▸ **To do**
Search the material below for the string "Close" and extract each line that has it.

▸ **Records for the exercise**
>> BEGIN
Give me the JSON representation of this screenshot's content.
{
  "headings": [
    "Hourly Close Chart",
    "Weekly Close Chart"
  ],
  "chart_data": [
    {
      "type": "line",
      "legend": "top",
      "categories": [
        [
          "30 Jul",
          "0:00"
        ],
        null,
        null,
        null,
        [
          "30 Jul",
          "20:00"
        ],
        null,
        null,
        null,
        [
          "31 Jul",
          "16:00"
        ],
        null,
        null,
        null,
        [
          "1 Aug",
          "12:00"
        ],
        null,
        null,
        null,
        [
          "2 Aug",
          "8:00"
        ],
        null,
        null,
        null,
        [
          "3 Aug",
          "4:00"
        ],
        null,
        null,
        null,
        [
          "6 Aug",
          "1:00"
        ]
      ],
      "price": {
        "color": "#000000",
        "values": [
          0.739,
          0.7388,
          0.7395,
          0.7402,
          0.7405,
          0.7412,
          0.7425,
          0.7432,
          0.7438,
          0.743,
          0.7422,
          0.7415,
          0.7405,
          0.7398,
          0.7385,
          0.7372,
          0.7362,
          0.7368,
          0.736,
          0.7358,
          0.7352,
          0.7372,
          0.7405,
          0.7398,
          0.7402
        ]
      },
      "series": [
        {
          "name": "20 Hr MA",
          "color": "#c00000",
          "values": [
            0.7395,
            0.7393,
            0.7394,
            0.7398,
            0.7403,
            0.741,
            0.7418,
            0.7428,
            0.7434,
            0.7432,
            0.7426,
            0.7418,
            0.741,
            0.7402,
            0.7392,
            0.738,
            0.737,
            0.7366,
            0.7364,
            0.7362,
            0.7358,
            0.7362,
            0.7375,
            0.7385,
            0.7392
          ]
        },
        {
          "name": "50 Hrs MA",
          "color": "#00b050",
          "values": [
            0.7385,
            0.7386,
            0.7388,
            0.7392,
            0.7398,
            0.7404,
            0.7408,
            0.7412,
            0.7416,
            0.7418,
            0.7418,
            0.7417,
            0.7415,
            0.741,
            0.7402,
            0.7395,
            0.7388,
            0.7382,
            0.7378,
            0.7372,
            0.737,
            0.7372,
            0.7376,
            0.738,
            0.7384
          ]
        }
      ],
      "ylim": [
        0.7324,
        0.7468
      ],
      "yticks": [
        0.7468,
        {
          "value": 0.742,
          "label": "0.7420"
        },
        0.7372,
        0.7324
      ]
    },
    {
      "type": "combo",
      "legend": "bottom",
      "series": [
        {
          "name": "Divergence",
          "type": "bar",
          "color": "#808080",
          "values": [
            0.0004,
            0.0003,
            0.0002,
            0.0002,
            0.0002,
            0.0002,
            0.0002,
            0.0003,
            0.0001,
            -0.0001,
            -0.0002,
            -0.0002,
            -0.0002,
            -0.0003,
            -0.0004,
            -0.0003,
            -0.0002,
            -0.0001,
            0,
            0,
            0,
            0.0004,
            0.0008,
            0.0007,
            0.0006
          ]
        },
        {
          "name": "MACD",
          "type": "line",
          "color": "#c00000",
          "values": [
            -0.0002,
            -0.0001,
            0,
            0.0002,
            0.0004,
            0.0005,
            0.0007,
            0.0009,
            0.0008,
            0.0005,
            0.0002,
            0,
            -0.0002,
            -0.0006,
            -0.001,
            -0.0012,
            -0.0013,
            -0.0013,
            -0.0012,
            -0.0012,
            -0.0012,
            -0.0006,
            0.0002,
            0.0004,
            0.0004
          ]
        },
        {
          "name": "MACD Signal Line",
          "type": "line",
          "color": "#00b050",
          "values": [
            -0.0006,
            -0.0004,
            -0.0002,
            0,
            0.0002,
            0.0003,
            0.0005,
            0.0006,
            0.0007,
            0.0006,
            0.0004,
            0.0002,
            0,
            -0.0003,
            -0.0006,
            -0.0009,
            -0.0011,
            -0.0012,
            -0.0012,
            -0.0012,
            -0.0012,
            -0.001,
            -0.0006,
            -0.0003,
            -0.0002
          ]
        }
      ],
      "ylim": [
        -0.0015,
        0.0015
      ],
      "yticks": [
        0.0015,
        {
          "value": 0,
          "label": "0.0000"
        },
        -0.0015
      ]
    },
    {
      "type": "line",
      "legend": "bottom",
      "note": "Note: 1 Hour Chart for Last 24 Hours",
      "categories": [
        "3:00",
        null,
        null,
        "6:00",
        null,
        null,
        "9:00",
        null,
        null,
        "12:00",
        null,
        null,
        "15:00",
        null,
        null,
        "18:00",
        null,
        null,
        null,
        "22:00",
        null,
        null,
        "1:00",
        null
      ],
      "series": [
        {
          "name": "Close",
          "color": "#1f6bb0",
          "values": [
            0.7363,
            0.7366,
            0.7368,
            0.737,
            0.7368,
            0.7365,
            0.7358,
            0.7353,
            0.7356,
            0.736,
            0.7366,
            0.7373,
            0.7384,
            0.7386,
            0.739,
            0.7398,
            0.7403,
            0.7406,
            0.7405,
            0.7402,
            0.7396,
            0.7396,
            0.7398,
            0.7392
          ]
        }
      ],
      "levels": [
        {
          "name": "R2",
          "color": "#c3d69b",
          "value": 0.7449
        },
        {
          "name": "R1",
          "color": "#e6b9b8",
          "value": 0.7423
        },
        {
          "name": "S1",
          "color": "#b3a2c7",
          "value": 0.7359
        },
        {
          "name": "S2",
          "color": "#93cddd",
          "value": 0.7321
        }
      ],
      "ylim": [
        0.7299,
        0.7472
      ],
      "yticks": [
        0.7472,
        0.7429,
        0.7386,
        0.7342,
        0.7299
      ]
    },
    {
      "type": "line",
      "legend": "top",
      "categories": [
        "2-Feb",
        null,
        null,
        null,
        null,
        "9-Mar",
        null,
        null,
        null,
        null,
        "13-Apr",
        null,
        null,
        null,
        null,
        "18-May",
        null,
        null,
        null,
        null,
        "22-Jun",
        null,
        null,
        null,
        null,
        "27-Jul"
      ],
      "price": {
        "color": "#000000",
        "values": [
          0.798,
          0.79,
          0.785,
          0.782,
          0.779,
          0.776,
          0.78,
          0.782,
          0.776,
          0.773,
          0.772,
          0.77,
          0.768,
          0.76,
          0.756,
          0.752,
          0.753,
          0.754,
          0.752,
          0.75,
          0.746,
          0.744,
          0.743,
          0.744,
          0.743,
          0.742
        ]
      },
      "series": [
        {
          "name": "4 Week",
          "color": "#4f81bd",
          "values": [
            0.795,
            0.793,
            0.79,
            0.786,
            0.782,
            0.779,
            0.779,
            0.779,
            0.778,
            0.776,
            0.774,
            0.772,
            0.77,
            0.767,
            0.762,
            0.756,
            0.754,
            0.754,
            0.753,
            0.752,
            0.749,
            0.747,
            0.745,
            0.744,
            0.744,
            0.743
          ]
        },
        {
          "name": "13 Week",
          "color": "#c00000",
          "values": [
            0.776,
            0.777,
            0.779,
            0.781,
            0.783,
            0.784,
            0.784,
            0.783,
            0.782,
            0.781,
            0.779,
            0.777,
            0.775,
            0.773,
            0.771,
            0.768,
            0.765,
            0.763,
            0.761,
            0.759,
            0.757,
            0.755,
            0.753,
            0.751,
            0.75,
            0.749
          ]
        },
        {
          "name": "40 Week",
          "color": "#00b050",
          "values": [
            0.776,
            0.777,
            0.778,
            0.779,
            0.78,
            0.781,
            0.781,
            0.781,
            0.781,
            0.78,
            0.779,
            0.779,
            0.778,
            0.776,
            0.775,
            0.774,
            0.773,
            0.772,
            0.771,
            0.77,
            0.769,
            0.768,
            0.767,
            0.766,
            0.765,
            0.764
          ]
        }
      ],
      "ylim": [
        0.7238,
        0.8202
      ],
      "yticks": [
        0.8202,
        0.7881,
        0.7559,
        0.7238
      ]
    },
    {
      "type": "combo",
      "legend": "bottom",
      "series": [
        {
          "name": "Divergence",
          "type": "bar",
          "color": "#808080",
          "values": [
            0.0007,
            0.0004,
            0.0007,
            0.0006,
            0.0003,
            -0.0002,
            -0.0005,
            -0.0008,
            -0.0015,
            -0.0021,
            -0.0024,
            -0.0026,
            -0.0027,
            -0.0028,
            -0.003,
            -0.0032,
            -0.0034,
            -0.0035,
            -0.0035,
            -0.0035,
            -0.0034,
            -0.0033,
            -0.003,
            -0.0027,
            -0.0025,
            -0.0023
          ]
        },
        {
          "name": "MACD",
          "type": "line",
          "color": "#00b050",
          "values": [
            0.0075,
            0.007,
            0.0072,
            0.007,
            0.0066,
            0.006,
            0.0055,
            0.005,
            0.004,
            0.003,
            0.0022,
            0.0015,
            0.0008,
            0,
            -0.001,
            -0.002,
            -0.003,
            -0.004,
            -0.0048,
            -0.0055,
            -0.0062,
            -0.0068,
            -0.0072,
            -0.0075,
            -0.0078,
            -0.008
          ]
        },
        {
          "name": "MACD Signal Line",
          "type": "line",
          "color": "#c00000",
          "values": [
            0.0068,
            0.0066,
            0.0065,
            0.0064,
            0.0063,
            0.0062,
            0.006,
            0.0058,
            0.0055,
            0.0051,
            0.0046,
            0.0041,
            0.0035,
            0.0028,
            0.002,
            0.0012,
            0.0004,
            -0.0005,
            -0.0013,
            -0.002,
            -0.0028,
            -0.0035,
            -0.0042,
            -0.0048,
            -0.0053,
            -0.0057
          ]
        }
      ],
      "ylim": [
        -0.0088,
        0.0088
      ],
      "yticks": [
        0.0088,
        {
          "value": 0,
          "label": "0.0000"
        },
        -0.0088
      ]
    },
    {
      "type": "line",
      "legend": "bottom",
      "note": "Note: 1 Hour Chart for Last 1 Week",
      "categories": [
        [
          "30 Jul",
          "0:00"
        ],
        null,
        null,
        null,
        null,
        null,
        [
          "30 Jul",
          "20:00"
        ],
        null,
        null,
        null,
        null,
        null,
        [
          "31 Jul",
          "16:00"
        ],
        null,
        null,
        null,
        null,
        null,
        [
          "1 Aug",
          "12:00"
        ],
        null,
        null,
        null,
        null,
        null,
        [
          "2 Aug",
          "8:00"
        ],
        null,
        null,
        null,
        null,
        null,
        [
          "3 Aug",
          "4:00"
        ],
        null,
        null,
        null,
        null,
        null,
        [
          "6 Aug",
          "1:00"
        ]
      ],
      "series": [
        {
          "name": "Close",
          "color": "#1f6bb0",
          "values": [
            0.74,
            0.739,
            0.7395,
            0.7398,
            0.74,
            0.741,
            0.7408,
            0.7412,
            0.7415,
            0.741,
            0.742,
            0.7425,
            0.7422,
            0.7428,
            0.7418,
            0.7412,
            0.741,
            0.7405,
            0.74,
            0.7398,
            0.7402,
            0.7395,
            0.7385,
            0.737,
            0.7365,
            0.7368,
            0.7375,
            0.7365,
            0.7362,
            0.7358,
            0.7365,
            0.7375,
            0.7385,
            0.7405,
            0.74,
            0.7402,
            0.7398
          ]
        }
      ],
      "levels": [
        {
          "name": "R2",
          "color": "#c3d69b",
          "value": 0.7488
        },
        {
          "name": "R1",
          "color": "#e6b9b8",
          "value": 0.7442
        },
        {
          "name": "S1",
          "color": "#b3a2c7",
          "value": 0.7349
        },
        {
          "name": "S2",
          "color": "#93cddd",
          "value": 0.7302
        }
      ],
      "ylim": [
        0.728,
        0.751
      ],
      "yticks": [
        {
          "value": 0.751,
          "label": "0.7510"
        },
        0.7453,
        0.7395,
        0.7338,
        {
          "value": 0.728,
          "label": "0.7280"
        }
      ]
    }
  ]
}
>> END
▸ **Answer in full**
    "Hourly Close Chart",
    "Weekly Close Chart"
          "name": "Close",
          "name": "Close",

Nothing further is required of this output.